■ **Aim of the task**
From the entries below, gather every line containing the string "injected".

(Data records)

-- Begin --

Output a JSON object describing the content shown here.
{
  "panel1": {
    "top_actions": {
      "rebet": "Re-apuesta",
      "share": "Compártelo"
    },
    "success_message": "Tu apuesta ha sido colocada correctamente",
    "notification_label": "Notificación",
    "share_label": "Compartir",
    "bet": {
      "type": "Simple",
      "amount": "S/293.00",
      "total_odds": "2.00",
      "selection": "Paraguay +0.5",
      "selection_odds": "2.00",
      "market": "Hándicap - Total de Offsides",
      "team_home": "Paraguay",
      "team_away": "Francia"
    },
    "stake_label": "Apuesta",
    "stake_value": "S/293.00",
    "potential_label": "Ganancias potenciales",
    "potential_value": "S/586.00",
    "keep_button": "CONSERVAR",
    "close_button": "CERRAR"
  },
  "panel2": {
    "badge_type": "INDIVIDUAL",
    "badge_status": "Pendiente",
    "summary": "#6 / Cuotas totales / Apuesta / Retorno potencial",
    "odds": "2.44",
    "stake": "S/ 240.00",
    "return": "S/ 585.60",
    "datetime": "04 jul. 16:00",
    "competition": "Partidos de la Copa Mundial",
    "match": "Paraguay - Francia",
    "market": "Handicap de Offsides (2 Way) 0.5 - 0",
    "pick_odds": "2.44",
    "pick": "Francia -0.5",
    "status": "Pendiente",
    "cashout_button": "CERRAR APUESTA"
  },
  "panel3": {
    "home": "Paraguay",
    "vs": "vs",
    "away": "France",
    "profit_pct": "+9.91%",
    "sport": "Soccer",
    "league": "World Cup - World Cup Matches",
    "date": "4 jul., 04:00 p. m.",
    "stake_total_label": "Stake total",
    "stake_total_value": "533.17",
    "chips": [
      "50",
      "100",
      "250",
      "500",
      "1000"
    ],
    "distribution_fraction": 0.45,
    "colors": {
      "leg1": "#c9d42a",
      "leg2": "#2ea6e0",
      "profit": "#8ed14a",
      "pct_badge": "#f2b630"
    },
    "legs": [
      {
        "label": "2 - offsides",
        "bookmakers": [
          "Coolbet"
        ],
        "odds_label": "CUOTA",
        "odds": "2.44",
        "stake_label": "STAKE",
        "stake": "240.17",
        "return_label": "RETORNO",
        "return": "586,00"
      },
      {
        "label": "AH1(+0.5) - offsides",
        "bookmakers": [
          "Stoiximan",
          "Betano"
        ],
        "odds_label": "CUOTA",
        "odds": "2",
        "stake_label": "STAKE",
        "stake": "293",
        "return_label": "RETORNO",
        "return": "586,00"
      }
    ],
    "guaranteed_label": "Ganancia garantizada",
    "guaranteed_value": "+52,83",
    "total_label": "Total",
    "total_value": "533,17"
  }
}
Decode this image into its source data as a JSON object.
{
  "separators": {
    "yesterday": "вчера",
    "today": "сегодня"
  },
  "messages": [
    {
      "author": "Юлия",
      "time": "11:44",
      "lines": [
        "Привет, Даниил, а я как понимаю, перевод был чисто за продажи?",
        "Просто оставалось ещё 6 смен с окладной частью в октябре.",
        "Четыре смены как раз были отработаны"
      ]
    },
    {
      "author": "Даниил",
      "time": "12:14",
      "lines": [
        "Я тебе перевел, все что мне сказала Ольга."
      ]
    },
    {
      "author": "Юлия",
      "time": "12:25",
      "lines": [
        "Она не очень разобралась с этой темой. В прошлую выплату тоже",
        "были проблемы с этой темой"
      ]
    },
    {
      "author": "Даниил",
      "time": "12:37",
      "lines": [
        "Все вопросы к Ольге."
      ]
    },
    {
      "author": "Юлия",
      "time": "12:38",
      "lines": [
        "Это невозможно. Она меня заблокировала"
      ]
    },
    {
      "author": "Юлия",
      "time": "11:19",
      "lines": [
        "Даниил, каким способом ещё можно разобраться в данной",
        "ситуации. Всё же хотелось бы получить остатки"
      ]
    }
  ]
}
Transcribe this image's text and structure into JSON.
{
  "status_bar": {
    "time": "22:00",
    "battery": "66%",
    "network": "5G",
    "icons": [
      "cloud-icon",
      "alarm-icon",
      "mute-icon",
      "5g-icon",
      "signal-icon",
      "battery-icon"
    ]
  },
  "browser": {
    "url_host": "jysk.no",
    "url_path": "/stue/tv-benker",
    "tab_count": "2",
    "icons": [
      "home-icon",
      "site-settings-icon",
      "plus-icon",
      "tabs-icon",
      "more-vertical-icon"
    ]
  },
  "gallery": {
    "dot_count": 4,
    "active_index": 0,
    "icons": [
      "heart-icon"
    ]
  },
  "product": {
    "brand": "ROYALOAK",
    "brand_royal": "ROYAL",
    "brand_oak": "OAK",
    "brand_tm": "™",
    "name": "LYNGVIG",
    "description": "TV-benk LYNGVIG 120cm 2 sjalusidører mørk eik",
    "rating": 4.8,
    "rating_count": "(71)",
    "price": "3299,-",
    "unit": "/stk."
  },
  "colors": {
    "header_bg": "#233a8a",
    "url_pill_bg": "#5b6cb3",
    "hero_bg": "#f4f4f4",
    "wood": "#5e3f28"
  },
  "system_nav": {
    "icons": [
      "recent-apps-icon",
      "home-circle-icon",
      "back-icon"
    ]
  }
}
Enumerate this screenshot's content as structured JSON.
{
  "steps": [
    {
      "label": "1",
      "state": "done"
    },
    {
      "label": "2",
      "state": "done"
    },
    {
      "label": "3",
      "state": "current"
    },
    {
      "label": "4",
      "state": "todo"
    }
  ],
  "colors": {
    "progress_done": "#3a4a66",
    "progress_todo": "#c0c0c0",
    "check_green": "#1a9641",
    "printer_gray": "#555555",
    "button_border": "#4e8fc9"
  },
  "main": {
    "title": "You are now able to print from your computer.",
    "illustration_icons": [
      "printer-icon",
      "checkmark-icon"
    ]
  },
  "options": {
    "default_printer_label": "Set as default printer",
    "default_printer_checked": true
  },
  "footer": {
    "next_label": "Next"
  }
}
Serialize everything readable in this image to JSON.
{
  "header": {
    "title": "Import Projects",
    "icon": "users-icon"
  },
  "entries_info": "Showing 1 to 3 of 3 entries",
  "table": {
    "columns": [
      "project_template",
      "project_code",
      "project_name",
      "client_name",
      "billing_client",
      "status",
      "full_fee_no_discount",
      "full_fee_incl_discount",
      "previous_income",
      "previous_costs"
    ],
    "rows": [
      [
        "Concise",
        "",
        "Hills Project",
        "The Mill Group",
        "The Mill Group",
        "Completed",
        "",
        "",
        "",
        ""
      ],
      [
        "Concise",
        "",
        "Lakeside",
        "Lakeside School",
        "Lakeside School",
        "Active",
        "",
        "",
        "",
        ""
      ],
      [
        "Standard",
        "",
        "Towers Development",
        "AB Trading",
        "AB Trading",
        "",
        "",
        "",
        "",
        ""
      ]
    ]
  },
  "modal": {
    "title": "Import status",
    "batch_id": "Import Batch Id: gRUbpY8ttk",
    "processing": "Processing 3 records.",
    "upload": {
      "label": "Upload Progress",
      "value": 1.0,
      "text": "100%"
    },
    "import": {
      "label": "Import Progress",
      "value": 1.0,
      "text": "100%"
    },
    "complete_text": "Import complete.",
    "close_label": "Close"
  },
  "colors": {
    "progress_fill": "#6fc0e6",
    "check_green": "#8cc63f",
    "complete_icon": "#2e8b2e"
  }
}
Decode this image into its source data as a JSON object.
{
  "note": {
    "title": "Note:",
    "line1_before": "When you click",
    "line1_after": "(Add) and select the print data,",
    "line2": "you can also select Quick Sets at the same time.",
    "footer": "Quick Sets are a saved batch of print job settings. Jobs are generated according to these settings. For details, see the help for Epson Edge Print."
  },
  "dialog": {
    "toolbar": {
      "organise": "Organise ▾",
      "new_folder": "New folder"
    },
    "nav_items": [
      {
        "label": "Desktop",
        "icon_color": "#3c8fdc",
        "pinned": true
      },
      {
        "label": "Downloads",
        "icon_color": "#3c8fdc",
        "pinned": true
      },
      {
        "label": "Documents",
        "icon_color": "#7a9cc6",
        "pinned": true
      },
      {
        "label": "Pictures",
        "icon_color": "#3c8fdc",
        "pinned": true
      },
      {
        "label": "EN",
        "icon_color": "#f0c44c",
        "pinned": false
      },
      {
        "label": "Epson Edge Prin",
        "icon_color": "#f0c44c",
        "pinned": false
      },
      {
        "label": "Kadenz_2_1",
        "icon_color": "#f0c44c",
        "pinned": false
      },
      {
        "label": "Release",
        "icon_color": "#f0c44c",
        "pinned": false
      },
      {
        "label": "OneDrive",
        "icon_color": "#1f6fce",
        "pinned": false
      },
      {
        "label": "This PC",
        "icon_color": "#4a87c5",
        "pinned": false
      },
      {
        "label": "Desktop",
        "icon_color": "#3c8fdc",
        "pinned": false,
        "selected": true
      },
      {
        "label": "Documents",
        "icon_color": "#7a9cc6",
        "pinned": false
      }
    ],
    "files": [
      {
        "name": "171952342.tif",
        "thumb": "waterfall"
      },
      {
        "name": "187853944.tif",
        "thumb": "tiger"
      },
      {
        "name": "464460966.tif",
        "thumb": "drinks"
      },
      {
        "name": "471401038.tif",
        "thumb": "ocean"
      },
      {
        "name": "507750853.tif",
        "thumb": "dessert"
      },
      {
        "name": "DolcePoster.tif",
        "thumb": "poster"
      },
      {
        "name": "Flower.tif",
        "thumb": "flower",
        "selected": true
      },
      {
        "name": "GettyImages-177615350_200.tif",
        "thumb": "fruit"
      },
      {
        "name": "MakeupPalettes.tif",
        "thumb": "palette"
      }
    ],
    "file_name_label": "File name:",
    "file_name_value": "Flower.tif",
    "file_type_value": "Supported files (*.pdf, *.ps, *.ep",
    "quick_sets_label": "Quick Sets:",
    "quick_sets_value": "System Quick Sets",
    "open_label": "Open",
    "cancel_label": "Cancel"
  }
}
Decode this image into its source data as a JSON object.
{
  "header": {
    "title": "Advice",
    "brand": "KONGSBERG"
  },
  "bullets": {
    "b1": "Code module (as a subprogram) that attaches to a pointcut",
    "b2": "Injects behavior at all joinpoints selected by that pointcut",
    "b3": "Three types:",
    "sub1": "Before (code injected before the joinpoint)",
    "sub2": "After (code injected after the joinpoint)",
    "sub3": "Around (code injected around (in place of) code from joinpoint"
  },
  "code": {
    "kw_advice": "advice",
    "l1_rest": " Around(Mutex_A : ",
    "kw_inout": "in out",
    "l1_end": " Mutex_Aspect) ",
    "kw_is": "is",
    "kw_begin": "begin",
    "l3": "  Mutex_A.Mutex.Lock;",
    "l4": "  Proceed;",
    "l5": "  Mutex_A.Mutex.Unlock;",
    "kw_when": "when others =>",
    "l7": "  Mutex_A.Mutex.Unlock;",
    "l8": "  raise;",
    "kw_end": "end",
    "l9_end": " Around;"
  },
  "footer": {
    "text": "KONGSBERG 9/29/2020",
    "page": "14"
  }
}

-- End --

■ **Result of this exercise**
    "sub1": "Before (code injected before the joinpoint)",
    "sub2": "After (code injected after the joinpoint)",
    "sub3": "Around (code injected around (in place of) code from joinpoint"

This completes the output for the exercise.